Task details ▸ Restate each line word for word. Leave out every picture.

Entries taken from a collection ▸
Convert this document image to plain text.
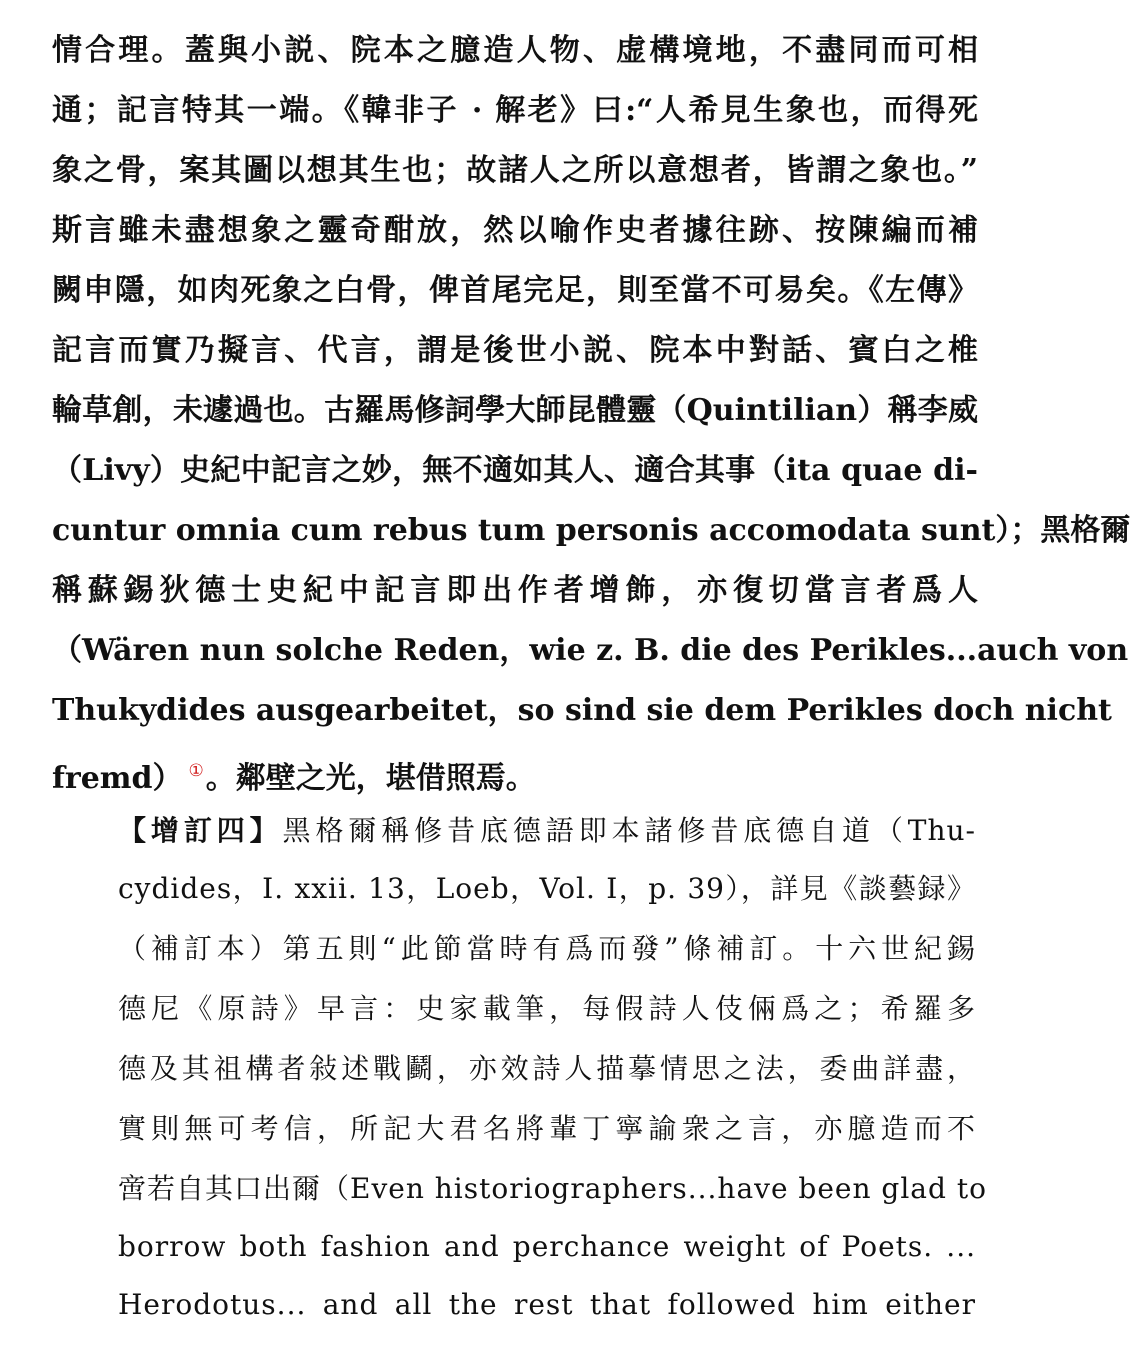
情合理。蓋與小説、院本之臆造人物、虚構境地，不盡同而可相
通；記言特其一端。《韓非子 · 解老》曰:“人希見生象也，而得死
象之骨，案其圖以想其生也；故諸人之所以意想者，皆謂之象也。”
斯言雖未盡想象之靈奇酣放，然以喻作史者據往跡、按陳編而補
闕申隱，如肉死象之白骨，俾首尾完足，則至當不可易矣。《左傳》
記言而實乃擬言、代言，謂是後世小説、院本中對話、賓白之椎
輪草創，未遽過也。古羅馬修詞學大師昆體靈（Quintilian）稱李威
（Livy）史紀中記言之妙，無不適如其人、適合其事（ita quae di-
cuntur omnia cum rebus tum personis accomodata sunt）；黑格爾
稱蘇錫狄德士史紀中記言即出作者增飾，亦復切當言者爲人
（Wären nun solche Reden，wie z. B. die des Perikles...auch von
Thukydides ausgearbeitet，so sind sie dem Perikles doch nicht
fremd） ①。鄰壁之光，堪借照焉。
【增訂四】黑格爾稱修昔底德語即本諸修昔底德自道（Thu-
cydides，I. xxii. 13，Loeb，Vol. I，p. 39），詳見《談藝録》
（補訂本）第五則“此節當時有爲而發”條補訂。十六世紀錫
德尼《原詩》早言：史家載筆，每假詩人伎倆爲之；希羅多
德及其祖構者敍述戰鬬，亦效詩人描摹情思之法，委曲詳盡，
實則無可考信，所記大君名將輩丁寧諭衆之言，亦臆造而不
啻若自其口出爾（Even historiographers...have been glad to
borrow both fashion and perchance weight of Poets. ...
Herodotus... and all the rest that followed him either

Final result ▸
Convert this document image to plain text.
情合理。蓋與小説、院本之臆造人物、虚構境地，不盡同而可相
通；記言特其一端。《韓非子 · 解老》曰:“人希見生象也，而得死
象之骨，案其圖以想其生也；故諸人之所以意想者，皆謂之象也。”
斯言雖未盡想象之靈奇酣放，然以喻作史者據往跡、按陳編而補
闕申隱，如肉死象之白骨，俾首尾完足，則至當不可易矣。《左傳》
記言而實乃擬言、代言，謂是後世小説、院本中對話、賓白之椎
輪草創，未遽過也。古羅馬修詞學大師昆體靈（Quintilian）稱李威
（Livy）史紀中記言之妙，無不適如其人、適合其事（ita quae di-
cuntur omnia cum rebus tum personis accomodata sunt）；黑格爾
稱蘇錫狄德士史紀中記言即出作者增飾，亦復切當言者爲人
（Wären nun solche Reden，wie z. B. die des Perikles...auch von
Thukydides ausgearbeitet，so sind sie dem Perikles doch nicht
fremd） ①。鄰壁之光，堪借照焉。
【增訂四】黑格爾稱修昔底德語即本諸修昔底德自道（Thu-
cydides，I. xxii. 13，Loeb，Vol. I，p. 39），詳見《談藝録》
（補訂本）第五則“此節當時有爲而發”條補訂。十六世紀錫
德尼《原詩》早言：史家載筆，每假詩人伎倆爲之；希羅多
德及其祖構者敍述戰鬬，亦效詩人描摹情思之法，委曲詳盡，
實則無可考信，所記大君名將輩丁寧諭衆之言，亦臆造而不
啻若自其口出爾（Even historiographers...have been glad to
borrow both fashion and perchance weight of Poets. ...
Herodotus... and all the rest that followed him either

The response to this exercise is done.